[Dataset entries]
• • • • • • •

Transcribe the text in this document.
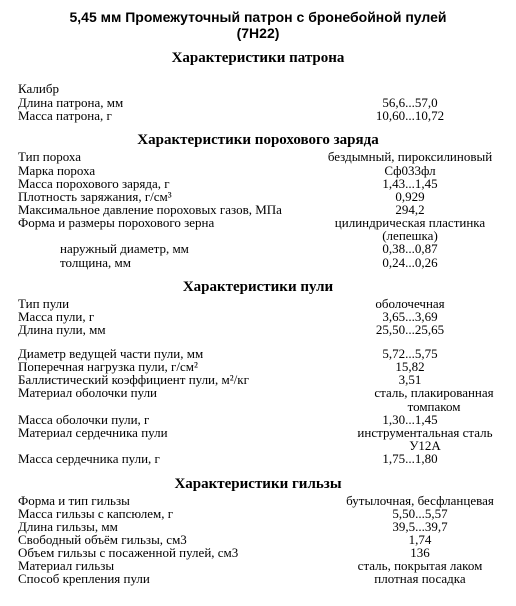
5,45 мм Промежуточный патрон с бронебойной пулей
(7Н22)
Характеристики патрона
Калибр
Длина патрона, мм	56,6...57,0
Масса патрона, г	10,60...10,72
Характеристики порохового заряда
Тип пороха	бездымный, пироксилиновый
Марка пороха	Сф033фл
Масса порохового заряда, г	1,43...1,45
Плотность заряжания, г/см³	0,929
Максимальное давление пороховых газов, МПа	294,2
Форма и размеры порохового зерна	цилиндрическая пластинка
(лепешка)
наружный диаметр, мм	0,38...0,87
толщина, мм	0,24...0,26
Характеристики пули
Тип пули	оболочечная
Масса пули, г	3,65...3,69
Длина пули, мм	25,50...25,65
Диаметр ведущей части пули, мм	5,72...5,75
Поперечная нагрузка пули, г/см²	15,82
Баллистический коэффициент пули, м²/кг	3,51
Материал оболочки пули	сталь, плакированная
томпаком
Масса оболочки пули, г	1,30...1,45
Материал сердечника пули	инструментальная сталь
У12А
Масса сердечника пули, г	1,75...1,80
Характеристики гильзы
Форма и тип гильзы	бутылочная, бесфланцевая
Масса гильзы с капсюлем, г	5,50...5,57
Длина гильзы, мм	39,5...39,7
Свободный объём гильзы, см3	1,74
Объем гильзы с посаженной пулей, см3	136
Материал гильзы	сталь, покрытая лаком
Способ крепления пули	плотная посадка
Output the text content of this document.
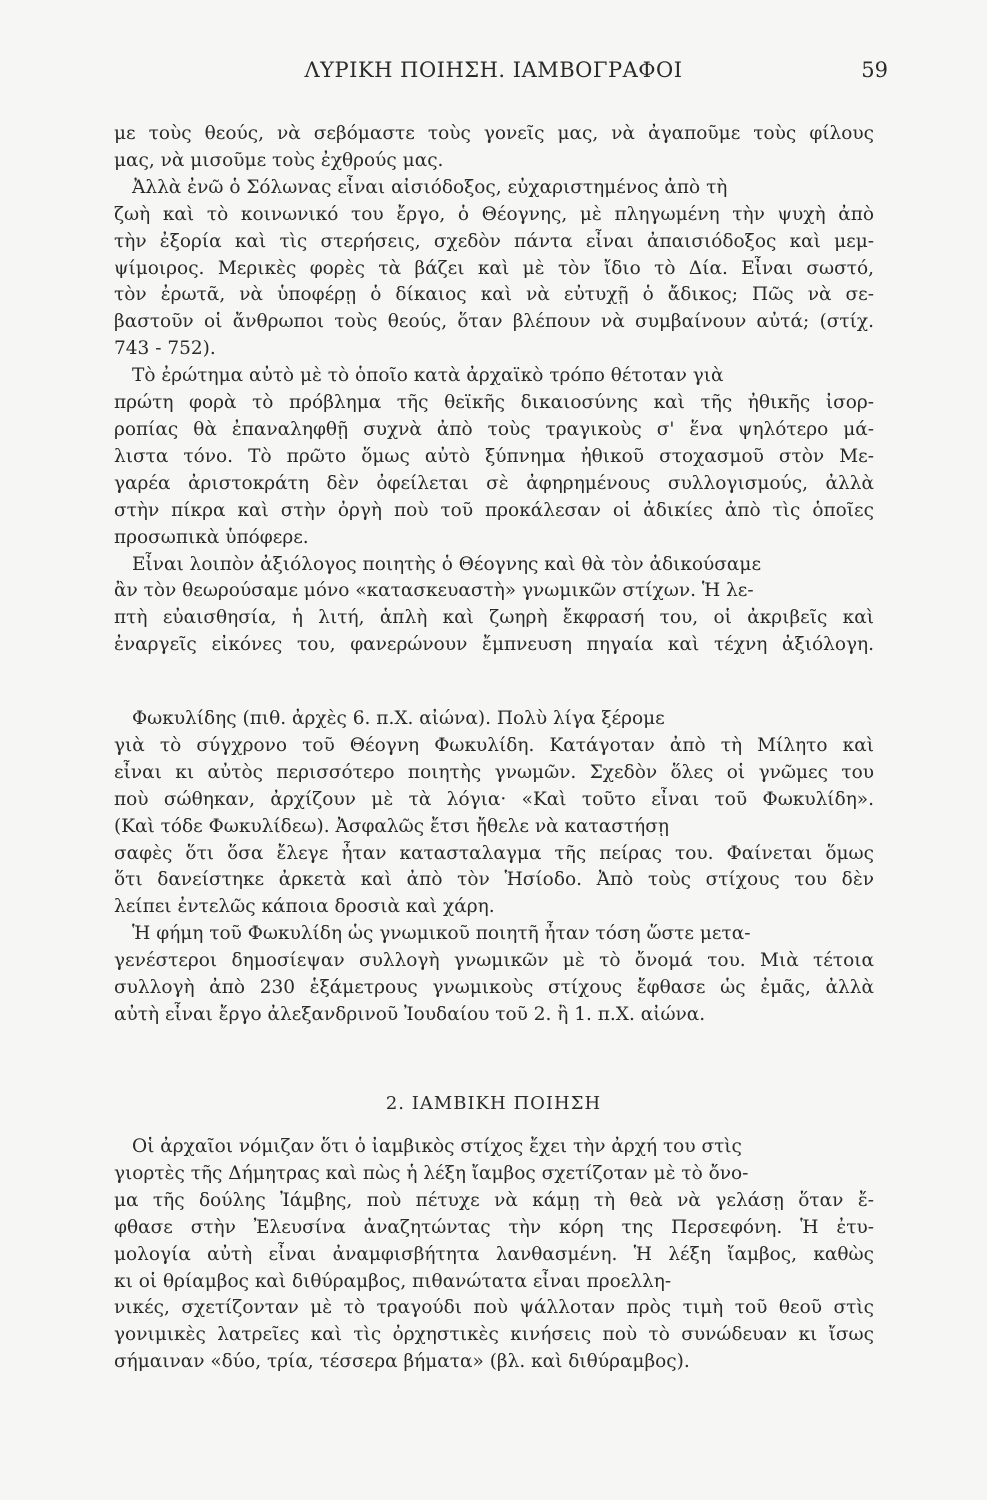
ΛΥΡΙΚΗ ΠΟΙΗΣΗ. ΙΑΜΒΟΓΡΑΦΟΙ	59
με τοὺς θεούς, νὰ σεβόμαστε τοὺς γονεῖς μας, νὰ ἀγαποῦμε τοὺς φίλους
μας, νὰ μισοῦμε τοὺς ἐχθρούς μας.
Ἀλλὰ ἐνῶ ὁ Σόλωνας εἶναι αἰσιόδοξος, εὐχαριστημένος ἀπὸ τὴ
ζωὴ καὶ τὸ κοινωνικό του ἔργο, ὁ Θέογνης, μὲ πληγωμένη τὴν ψυχὴ ἀπὸ
τὴν ἐξορία καὶ τὶς στερήσεις, σχεδὸν πάντα εἶναι ἀπαισιόδοξος καὶ μεμ-
ψίμοιρος. Μερικὲς φορὲς τὰ βάζει καὶ μὲ τὸν ἴδιο τὸ Δία. Εἶναι σωστό,
τὸν ἐρωτᾶ, νὰ ὑποφέρῃ ὁ δίκαιος καὶ νὰ εὐτυχῇ ὁ ἄδικος; Πῶς νὰ σε-
βαστοῦν οἱ ἄνθρωποι τοὺς θεούς, ὅταν βλέπουν νὰ συμβαίνουν αὐτά; (στίχ.
743 - 752).
Τὸ ἐρώτημα αὐτὸ μὲ τὸ ὁποῖο κατὰ ἀρχαϊκὸ τρόπο θέτοταν γιὰ
πρώτη φορὰ τὸ πρόβλημα τῆς θεϊκῆς δικαιοσύνης καὶ τῆς ἠθικῆς ἰσορ-
ροπίας θὰ ἐπαναληφθῇ συχνὰ ἀπὸ τοὺς τραγικοὺς σ' ἕνα ψηλότερο μά-
λιστα τόνο. Τὸ πρῶτο ὅμως αὐτὸ ξύπνημα ἠθικοῦ στοχασμοῦ στὸν Με-
γαρέα ἀριστοκράτη δὲν ὀφείλεται σὲ ἀφηρημένους συλλογισμούς, ἀλλὰ
στὴν πίκρα καὶ στὴν ὀργὴ ποὺ τοῦ προκάλεσαν οἱ ἀδικίες ἀπὸ τὶς ὁποῖες
προσωπικὰ ὑπόφερε.
Εἶναι λοιπὸν ἀξιόλογος ποιητὴς ὁ Θέογνης καὶ θὰ τὸν ἀδικούσαμε
ἂν τὸν θεωρούσαμε μόνο «κατασκευαστὴ» γνωμικῶν στίχων. Ἡ λε-
πτὴ εὐαισθησία, ἡ λιτή, ἁπλὴ καὶ ζωηρὴ ἔκφρασή του, οἱ ἀκριβεῖς καὶ
ἐναργεῖς εἰκόνες του, φανερώνουν ἔμπνευση πηγαία καὶ τέχνη ἀξιόλογη.
Φωκυλίδης (πιθ. ἀρχὲς 6. π.Χ. αἰώνα). Πολὺ λίγα ξέρομε
γιὰ τὸ σύγχρονο τοῦ Θέογνη Φωκυλίδη. Κατάγοταν ἀπὸ τὴ Μίλητο καὶ
εἶναι κι αὐτὸς περισσότερο ποιητὴς γνωμῶν. Σχεδὸν ὅλες οἱ γνῶμες του
ποὺ σώθηκαν, ἀρχίζουν μὲ τὰ λόγια· «Καὶ τοῦτο εἶναι τοῦ Φωκυλίδη».
(Καὶ τόδε Φωκυλίδεω). Ἀσφαλῶς ἔτσι ἤθελε νὰ καταστήσῃ
σαφὲς ὅτι ὅσα ἔλεγε ἦταν κατασταλαγμα τῆς πείρας του. Φαίνεται ὅμως
ὅτι δανείστηκε ἀρκετὰ καὶ ἀπὸ τὸν Ἡσίοδο. Ἀπὸ τοὺς στίχους του δὲν
λείπει ἐντελῶς κάποια δροσιὰ καὶ χάρη.
Ἡ φήμη τοῦ Φωκυλίδη ὡς γνωμικοῦ ποιητῆ ἦταν τόση ὥστε μετα-
γενέστεροι δημοσίεψαν συλλογὴ γνωμικῶν μὲ τὸ ὄνομά του. Μιὰ τέτοια
συλλογὴ ἀπὸ 230 ἑξάμετρους γνωμικοὺς στίχους ἔφθασε ὡς ἐμᾶς, ἀλλὰ
αὐτὴ εἶναι ἔργο ἀλεξανδρινοῦ Ἰουδαίου τοῦ 2. ἢ 1. π.Χ. αἰώνα.
2. ΙΑΜΒΙΚΗ ΠΟΙΗΣΗ
Οἱ ἀρχαῖοι νόμιζαν ὅτι ὁ ἰαμβικὸς στίχος ἔχει τὴν ἀρχή του στὶς
γιορτὲς τῆς Δήμητρας καὶ πὼς ἡ λέξη ἴαμβος σχετίζοταν μὲ τὸ ὄνο-
μα τῆς δούλης Ἰάμβης, ποὺ πέτυχε νὰ κάμῃ τὴ θεὰ νὰ γελάσῃ ὅταν ἔ-
φθασε στὴν Ἐλευσίνα ἀναζητώντας τὴν κόρη της Περσεφόνη. Ἡ ἐτυ-
μολογία αὐτὴ εἶναι ἀναμφισβήτητα λανθασμένη. Ἡ λέξη ἴαμβος, καθὼς
κι οἱ θρίαμβος καὶ διθύραμβος, πιθανώτατα εἶναι προελλη-
νικές, σχετίζονταν μὲ τὸ τραγούδι ποὺ ψάλλοταν πρὸς τιμὴ τοῦ θεοῦ στὶς
γονιμικὲς λατρεῖες καὶ τὶς ὀρχηστικὲς κινήσεις ποὺ τὸ συνώδευαν κι ἴσως
σήμαιναν «δύο, τρία, τέσσερα βήματα» (βλ. καὶ διθύραμβος).
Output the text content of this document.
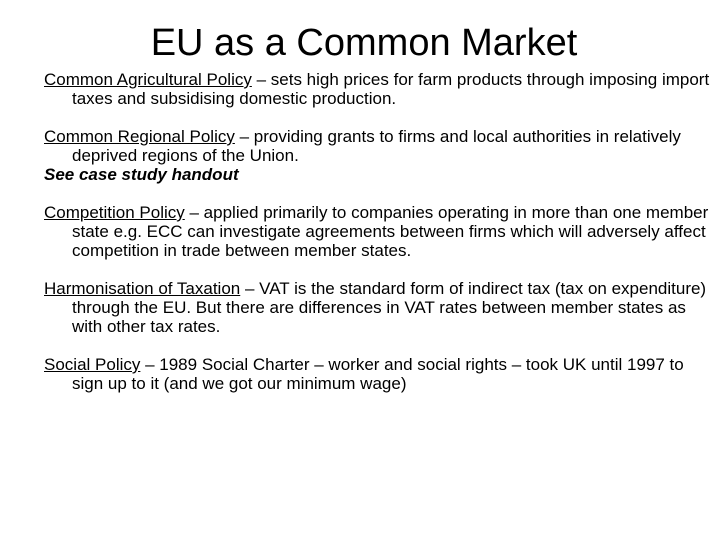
EU as a Common Market

Common Agricultural Policy – sets high prices for farm products through imposing import taxes and subsidising domestic production.

Common Regional Policy – providing grants to firms and local authorities in relatively deprived regions of the Union.

See case study handout

Competition Policy – applied primarily to companies operating in more than one member state e.g. ECC can investigate agreements between firms which will adversely affect competition in trade between member states.

Harmonisation of Taxation – VAT is the standard form of indirect tax (tax on expenditure) through the EU. But there are differences in VAT rates between member states as with other tax rates.

Social Policy – 1989 Social Charter – worker and social rights – took UK until 1997 to sign up to it (and we got our minimum wage)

• • • • • • •

#### WHAT IS BEING ASKED:
Output every entry verbatim. Pictures do not belong in the copy.

#### EXERCISE OUTPUT:
Transcribe the text in this document.
5,45 мм Промежуточный патрон с бронебойной пулей
(7Н22)
Характеристики патрона
Калибр
Длина патрона, мм	56,6...57,0
Масса патрона, г	10,60...10,72
Характеристики порохового заряда
Тип пороха	бездымный, пироксилиновый
Марка пороха	Сф033фл
Масса порохового заряда, г	1,43...1,45
Плотность заряжания, г/см³	0,929
Максимальное давление пороховых газов, МПа	294,2
Форма и размеры порохового зерна	цилиндрическая пластинка
(лепешка)
наружный диаметр, мм	0,38...0,87
толщина, мм	0,24...0,26
Характеристики пули
Тип пули	оболочечная
Масса пули, г	3,65...3,69
Длина пули, мм	25,50...25,65
Диаметр ведущей части пули, мм	5,72...5,75
Поперечная нагрузка пули, г/см²	15,82
Баллистический коэффициент пули, м²/кг	3,51
Материал оболочки пули	сталь, плакированная
томпаком
Масса оболочки пули, г	1,30...1,45
Материал сердечника пули	инструментальная сталь
У12А
Масса сердечника пули, г	1,75...1,80
Характеристики гильзы
Форма и тип гильзы	бутылочная, бесфланцевая
Масса гильзы с капсюлем, г	5,50...5,57
Длина гильзы, мм	39,5...39,7
Свободный объём гильзы, см3	1,74
Объем гильзы с посаженной пулей, см3	136
Материал гильзы	сталь, покрытая лаком
Способ крепления пули	плотная посадка
Output the text content of this document.
ΛΥΡΙΚΗ ΠΟΙΗΣΗ. ΙΑΜΒΟΓΡΑΦΟΙ	59
με τοὺς θεούς, νὰ σεβόμαστε τοὺς γονεῖς μας, νὰ ἀγαποῦμε τοὺς φίλους
μας, νὰ μισοῦμε τοὺς ἐχθρούς μας.
Ἀλλὰ ἐνῶ ὁ Σόλωνας εἶναι αἰσιόδοξος, εὐχαριστημένος ἀπὸ τὴ
ζωὴ καὶ τὸ κοινωνικό του ἔργο, ὁ Θέογνης, μὲ πληγωμένη τὴν ψυχὴ ἀπὸ
τὴν ἐξορία καὶ τὶς στερήσεις, σχεδὸν πάντα εἶναι ἀπαισιόδοξος καὶ μεμ-
ψίμοιρος. Μερικὲς φορὲς τὰ βάζει καὶ μὲ τὸν ἴδιο τὸ Δία. Εἶναι σωστό,
τὸν ἐρωτᾶ, νὰ ὑποφέρῃ ὁ δίκαιος καὶ νὰ εὐτυχῇ ὁ ἄδικος; Πῶς νὰ σε-
βαστοῦν οἱ ἄνθρωποι τοὺς θεούς, ὅταν βλέπουν νὰ συμβαίνουν αὐτά; (στίχ.
743 - 752).
Τὸ ἐρώτημα αὐτὸ μὲ τὸ ὁποῖο κατὰ ἀρχαϊκὸ τρόπο θέτοταν γιὰ
πρώτη φορὰ τὸ πρόβλημα τῆς θεϊκῆς δικαιοσύνης καὶ τῆς ἠθικῆς ἰσορ-
ροπίας θὰ ἐπαναληφθῇ συχνὰ ἀπὸ τοὺς τραγικοὺς σ' ἕνα ψηλότερο μά-
λιστα τόνο. Τὸ πρῶτο ὅμως αὐτὸ ξύπνημα ἠθικοῦ στοχασμοῦ στὸν Με-
γαρέα ἀριστοκράτη δὲν ὀφείλεται σὲ ἀφηρημένους συλλογισμούς, ἀλλὰ
στὴν πίκρα καὶ στὴν ὀργὴ ποὺ τοῦ προκάλεσαν οἱ ἀδικίες ἀπὸ τὶς ὁποῖες
προσωπικὰ ὑπόφερε.
Εἶναι λοιπὸν ἀξιόλογος ποιητὴς ὁ Θέογνης καὶ θὰ τὸν ἀδικούσαμε
ἂν τὸν θεωρούσαμε μόνο «κατασκευαστὴ» γνωμικῶν στίχων. Ἡ λε-
πτὴ εὐαισθησία, ἡ λιτή, ἁπλὴ καὶ ζωηρὴ ἔκφρασή του, οἱ ἀκριβεῖς καὶ
ἐναργεῖς εἰκόνες του, φανερώνουν ἔμπνευση πηγαία καὶ τέχνη ἀξιόλογη.
Φωκυλίδης (πιθ. ἀρχὲς 6. π.Χ. αἰώνα). Πολὺ λίγα ξέρομε
γιὰ τὸ σύγχρονο τοῦ Θέογνη Φωκυλίδη. Κατάγοταν ἀπὸ τὴ Μίλητο καὶ
εἶναι κι αὐτὸς περισσότερο ποιητὴς γνωμῶν. Σχεδὸν ὅλες οἱ γνῶμες του
ποὺ σώθηκαν, ἀρχίζουν μὲ τὰ λόγια· «Καὶ τοῦτο εἶναι τοῦ Φωκυλίδη».
(Καὶ τόδε Φωκυλίδεω). Ἀσφαλῶς ἔτσι ἤθελε νὰ καταστήσῃ
σαφὲς ὅτι ὅσα ἔλεγε ἦταν κατασταλαγμα τῆς πείρας του. Φαίνεται ὅμως
ὅτι δανείστηκε ἀρκετὰ καὶ ἀπὸ τὸν Ἡσίοδο. Ἀπὸ τοὺς στίχους του δὲν
λείπει ἐντελῶς κάποια δροσιὰ καὶ χάρη.
Ἡ φήμη τοῦ Φωκυλίδη ὡς γνωμικοῦ ποιητῆ ἦταν τόση ὥστε μετα-
γενέστεροι δημοσίεψαν συλλογὴ γνωμικῶν μὲ τὸ ὄνομά του. Μιὰ τέτοια
συλλογὴ ἀπὸ 230 ἑξάμετρους γνωμικοὺς στίχους ἔφθασε ὡς ἐμᾶς, ἀλλὰ
αὐτὴ εἶναι ἔργο ἀλεξανδρινοῦ Ἰουδαίου τοῦ 2. ἢ 1. π.Χ. αἰώνα.
2. ΙΑΜΒΙΚΗ ΠΟΙΗΣΗ
Οἱ ἀρχαῖοι νόμιζαν ὅτι ὁ ἰαμβικὸς στίχος ἔχει τὴν ἀρχή του στὶς
γιορτὲς τῆς Δήμητρας καὶ πὼς ἡ λέξη ἴαμβος σχετίζοταν μὲ τὸ ὄνο-
μα τῆς δούλης Ἰάμβης, ποὺ πέτυχε νὰ κάμῃ τὴ θεὰ νὰ γελάσῃ ὅταν ἔ-
φθασε στὴν Ἐλευσίνα ἀναζητώντας τὴν κόρη της Περσεφόνη. Ἡ ἐτυ-
μολογία αὐτὴ εἶναι ἀναμφισβήτητα λανθασμένη. Ἡ λέξη ἴαμβος, καθὼς
κι οἱ θρίαμβος καὶ διθύραμβος, πιθανώτατα εἶναι προελλη-
νικές, σχετίζονταν μὲ τὸ τραγούδι ποὺ ψάλλοταν πρὸς τιμὴ τοῦ θεοῦ στὶς
γονιμικὲς λατρεῖες καὶ τὶς ὀρχηστικὲς κινήσεις ποὺ τὸ συνώδευαν κι ἴσως
σήμαιναν «δύο, τρία, τέσσερα βήματα» (βλ. καὶ διθύραμβος).
Output the text content of this document.
EU as a Common Market

Common Agricultural Policy – sets high prices for farm products through imposing import taxes and subsidising domestic production.

Common Regional Policy – providing grants to firms and local authorities in relatively deprived regions of the Union.

See case study handout

Competition Policy – applied primarily to companies operating in more than one member state e.g. ECC can investigate agreements between firms which will adversely affect competition in trade between member states.

Harmonisation of Taxation – VAT is the standard form of indirect tax (tax on expenditure) through the EU. But there are differences in VAT rates between member states as with other tax rates.

Social Policy – 1989 Social Charter – worker and social rights – took UK until 1997 to sign up to it (and we got our minimum wage)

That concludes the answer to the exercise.